[Start of Listed entries]

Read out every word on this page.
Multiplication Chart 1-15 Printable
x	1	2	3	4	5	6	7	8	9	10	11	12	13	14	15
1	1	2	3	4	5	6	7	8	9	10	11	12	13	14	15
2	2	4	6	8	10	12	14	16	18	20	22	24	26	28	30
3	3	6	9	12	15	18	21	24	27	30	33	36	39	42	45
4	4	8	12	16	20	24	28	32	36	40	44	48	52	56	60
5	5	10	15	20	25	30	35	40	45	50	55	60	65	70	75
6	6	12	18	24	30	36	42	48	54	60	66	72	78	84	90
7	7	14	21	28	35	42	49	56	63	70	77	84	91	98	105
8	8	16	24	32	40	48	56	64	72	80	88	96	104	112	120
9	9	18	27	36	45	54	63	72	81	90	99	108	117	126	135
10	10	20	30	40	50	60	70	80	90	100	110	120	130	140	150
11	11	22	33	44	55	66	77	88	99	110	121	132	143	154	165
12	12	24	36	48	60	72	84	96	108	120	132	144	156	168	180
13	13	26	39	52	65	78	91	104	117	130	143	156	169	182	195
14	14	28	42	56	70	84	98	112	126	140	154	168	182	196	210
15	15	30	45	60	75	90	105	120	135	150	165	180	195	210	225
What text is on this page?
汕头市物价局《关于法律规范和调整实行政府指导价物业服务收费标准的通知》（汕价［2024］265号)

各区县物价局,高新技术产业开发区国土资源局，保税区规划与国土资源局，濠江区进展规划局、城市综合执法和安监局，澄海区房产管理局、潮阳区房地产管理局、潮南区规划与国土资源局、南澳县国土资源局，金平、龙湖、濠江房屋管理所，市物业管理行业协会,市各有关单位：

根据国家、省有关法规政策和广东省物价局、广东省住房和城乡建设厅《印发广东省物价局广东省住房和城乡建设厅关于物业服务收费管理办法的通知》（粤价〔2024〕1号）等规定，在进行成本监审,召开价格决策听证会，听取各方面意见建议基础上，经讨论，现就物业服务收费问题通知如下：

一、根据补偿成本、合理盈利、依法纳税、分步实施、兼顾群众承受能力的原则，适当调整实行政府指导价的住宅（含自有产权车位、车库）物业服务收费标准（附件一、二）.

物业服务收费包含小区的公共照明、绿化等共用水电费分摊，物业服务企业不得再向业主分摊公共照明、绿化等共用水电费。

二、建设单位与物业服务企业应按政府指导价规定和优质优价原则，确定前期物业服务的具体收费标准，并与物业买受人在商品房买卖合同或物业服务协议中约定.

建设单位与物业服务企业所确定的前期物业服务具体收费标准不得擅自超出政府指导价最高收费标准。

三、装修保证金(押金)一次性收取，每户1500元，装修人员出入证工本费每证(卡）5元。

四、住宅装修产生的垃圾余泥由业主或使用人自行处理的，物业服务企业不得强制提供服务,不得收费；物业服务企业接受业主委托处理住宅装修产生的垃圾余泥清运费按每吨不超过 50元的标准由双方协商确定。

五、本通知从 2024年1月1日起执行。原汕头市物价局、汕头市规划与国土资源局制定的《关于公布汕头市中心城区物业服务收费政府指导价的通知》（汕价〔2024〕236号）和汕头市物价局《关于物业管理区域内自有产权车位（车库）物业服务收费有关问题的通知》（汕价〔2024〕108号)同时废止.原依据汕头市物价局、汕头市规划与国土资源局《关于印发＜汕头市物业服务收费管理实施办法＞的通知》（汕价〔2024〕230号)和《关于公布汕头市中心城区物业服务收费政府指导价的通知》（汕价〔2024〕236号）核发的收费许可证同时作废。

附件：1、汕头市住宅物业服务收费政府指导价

[End of Listed entries]

Task to carry out
All of the entries need to be reproduced exactly; please write them out.

Expected answer
Read out every word on this page.
Multiplication Chart 1-15 Printable
x	1	2	3	4	5	6	7	8	9	10	11	12	13	14	15
1	1	2	3	4	5	6	7	8	9	10	11	12	13	14	15
2	2	4	6	8	10	12	14	16	18	20	22	24	26	28	30
3	3	6	9	12	15	18	21	24	27	30	33	36	39	42	45
4	4	8	12	16	20	24	28	32	36	40	44	48	52	56	60
5	5	10	15	20	25	30	35	40	45	50	55	60	65	70	75
6	6	12	18	24	30	36	42	48	54	60	66	72	78	84	90
7	7	14	21	28	35	42	49	56	63	70	77	84	91	98	105
8	8	16	24	32	40	48	56	64	72	80	88	96	104	112	120
9	9	18	27	36	45	54	63	72	81	90	99	108	117	126	135
10	10	20	30	40	50	60	70	80	90	100	110	120	130	140	150
11	11	22	33	44	55	66	77	88	99	110	121	132	143	154	165
12	12	24	36	48	60	72	84	96	108	120	132	144	156	168	180
13	13	26	39	52	65	78	91	104	117	130	143	156	169	182	195
14	14	28	42	56	70	84	98	112	126	140	154	168	182	196	210
15	15	30	45	60	75	90	105	120	135	150	165	180	195	210	225
What text is on this page?
汕头市物价局《关于法律规范和调整实行政府指导价物业服务收费标准的通知》（汕价［2024］265号)

各区县物价局,高新技术产业开发区国土资源局，保税区规划与国土资源局，濠江区进展规划局、城市综合执法和安监局，澄海区房产管理局、潮阳区房地产管理局、潮南区规划与国土资源局、南澳县国土资源局，金平、龙湖、濠江房屋管理所，市物业管理行业协会,市各有关单位：

根据国家、省有关法规政策和广东省物价局、广东省住房和城乡建设厅《印发广东省物价局广东省住房和城乡建设厅关于物业服务收费管理办法的通知》（粤价〔2024〕1号）等规定，在进行成本监审,召开价格决策听证会，听取各方面意见建议基础上，经讨论，现就物业服务收费问题通知如下：

一、根据补偿成本、合理盈利、依法纳税、分步实施、兼顾群众承受能力的原则，适当调整实行政府指导价的住宅（含自有产权车位、车库）物业服务收费标准（附件一、二）.

物业服务收费包含小区的公共照明、绿化等共用水电费分摊，物业服务企业不得再向业主分摊公共照明、绿化等共用水电费。

二、建设单位与物业服务企业应按政府指导价规定和优质优价原则，确定前期物业服务的具体收费标准，并与物业买受人在商品房买卖合同或物业服务协议中约定.

建设单位与物业服务企业所确定的前期物业服务具体收费标准不得擅自超出政府指导价最高收费标准。

三、装修保证金(押金)一次性收取，每户1500元，装修人员出入证工本费每证(卡）5元。

四、住宅装修产生的垃圾余泥由业主或使用人自行处理的，物业服务企业不得强制提供服务,不得收费；物业服务企业接受业主委托处理住宅装修产生的垃圾余泥清运费按每吨不超过 50元的标准由双方协商确定。

五、本通知从 2024年1月1日起执行。原汕头市物价局、汕头市规划与国土资源局制定的《关于公布汕头市中心城区物业服务收费政府指导价的通知》（汕价〔2024〕236号）和汕头市物价局《关于物业管理区域内自有产权车位（车库）物业服务收费有关问题的通知》（汕价〔2024〕108号)同时废止.原依据汕头市物价局、汕头市规划与国土资源局《关于印发＜汕头市物业服务收费管理实施办法＞的通知》（汕价〔2024〕230号)和《关于公布汕头市中心城区物业服务收费政府指导价的通知》（汕价〔2024〕236号）核发的收费许可证同时作废。

附件：1、汕头市住宅物业服务收费政府指导价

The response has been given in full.